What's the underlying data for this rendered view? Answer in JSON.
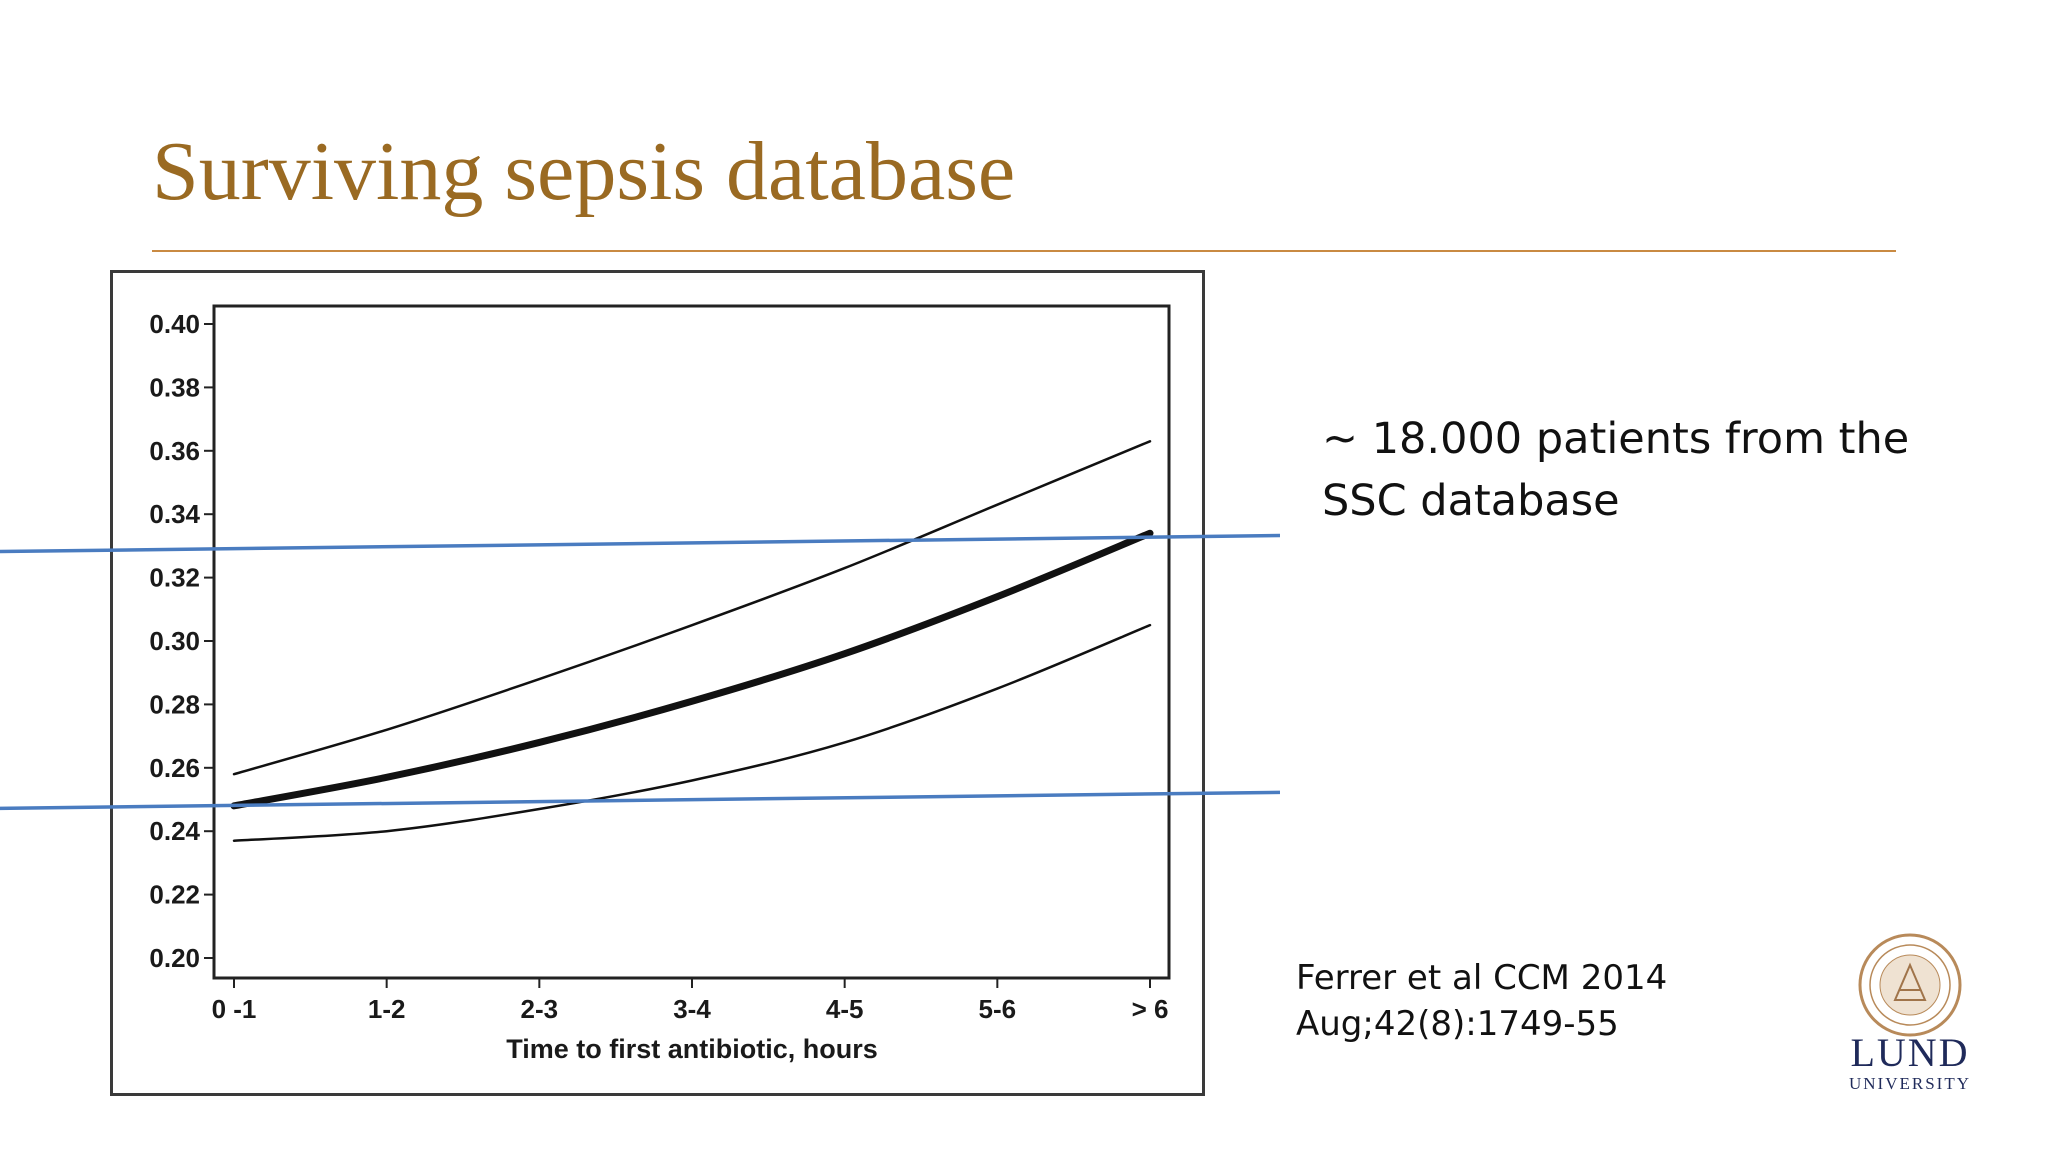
{
  "slide": {
    "title": "Surviving sepsis database",
    "side_text": "~ 18.000 patients from the SSC database",
    "reference_line1": "Ferrer et al CCM 2014",
    "reference_line2": "Aug;42(8):1749-55",
    "logo_name": "LUND",
    "logo_sub": "UNIVERSITY",
    "accent_color": "#9a6a22",
    "annotation_line_color": "#4a7cc0"
  },
  "chart_data": {
    "type": "line",
    "title": "",
    "xlabel": "Time to first antibiotic, hours",
    "ylabel": "",
    "categories": [
      "0 -1",
      "1-2",
      "2-3",
      "3-4",
      "4-5",
      "5-6",
      "> 6"
    ],
    "yticks": [
      "0.20",
      "0.22",
      "0.24",
      "0.26",
      "0.28",
      "0.30",
      "0.32",
      "0.34",
      "0.36",
      "0.38",
      "0.40"
    ],
    "ylim": [
      0.2,
      0.4
    ],
    "series": [
      {
        "name": "upper confidence bound",
        "values": [
          0.258,
          0.272,
          0.288,
          0.305,
          0.323,
          0.343,
          0.363
        ]
      },
      {
        "name": "predicted mortality",
        "values": [
          0.248,
          0.257,
          0.268,
          0.281,
          0.296,
          0.314,
          0.334
        ]
      },
      {
        "name": "lower confidence bound",
        "values": [
          0.237,
          0.24,
          0.247,
          0.256,
          0.268,
          0.285,
          0.305
        ]
      }
    ],
    "annotation_lines": [
      {
        "name": "upper reference line",
        "y": 0.332
      },
      {
        "name": "lower reference line",
        "y": 0.251
      }
    ]
  }
}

## BRIEF
The whole listing should be printed again exactly as written, images excluded.

## RESULT
What's the underlying data for this rendered view? Answer in JSON.
{
  "slide": {
    "title": "Surviving sepsis database",
    "side_text": "~ 18.000 patients from the SSC database",
    "reference_line1": "Ferrer et al CCM 2014",
    "reference_line2": "Aug;42(8):1749-55",
    "logo_name": "LUND",
    "logo_sub": "UNIVERSITY",
    "accent_color": "#9a6a22",
    "annotation_line_color": "#4a7cc0"
  },
  "chart_data": {
    "type": "line",
    "title": "",
    "xlabel": "Time to first antibiotic, hours",
    "ylabel": "",
    "categories": [
      "0 -1",
      "1-2",
      "2-3",
      "3-4",
      "4-5",
      "5-6",
      "> 6"
    ],
    "yticks": [
      "0.20",
      "0.22",
      "0.24",
      "0.26",
      "0.28",
      "0.30",
      "0.32",
      "0.34",
      "0.36",
      "0.38",
      "0.40"
    ],
    "ylim": [
      0.2,
      0.4
    ],
    "series": [
      {
        "name": "upper confidence bound",
        "values": [
          0.258,
          0.272,
          0.288,
          0.305,
          0.323,
          0.343,
          0.363
        ]
      },
      {
        "name": "predicted mortality",
        "values": [
          0.248,
          0.257,
          0.268,
          0.281,
          0.296,
          0.314,
          0.334
        ]
      },
      {
        "name": "lower confidence bound",
        "values": [
          0.237,
          0.24,
          0.247,
          0.256,
          0.268,
          0.285,
          0.305
        ]
      }
    ],
    "annotation_lines": [
      {
        "name": "upper reference line",
        "y": 0.332
      },
      {
        "name": "lower reference line",
        "y": 0.251
      }
    ]
  }
}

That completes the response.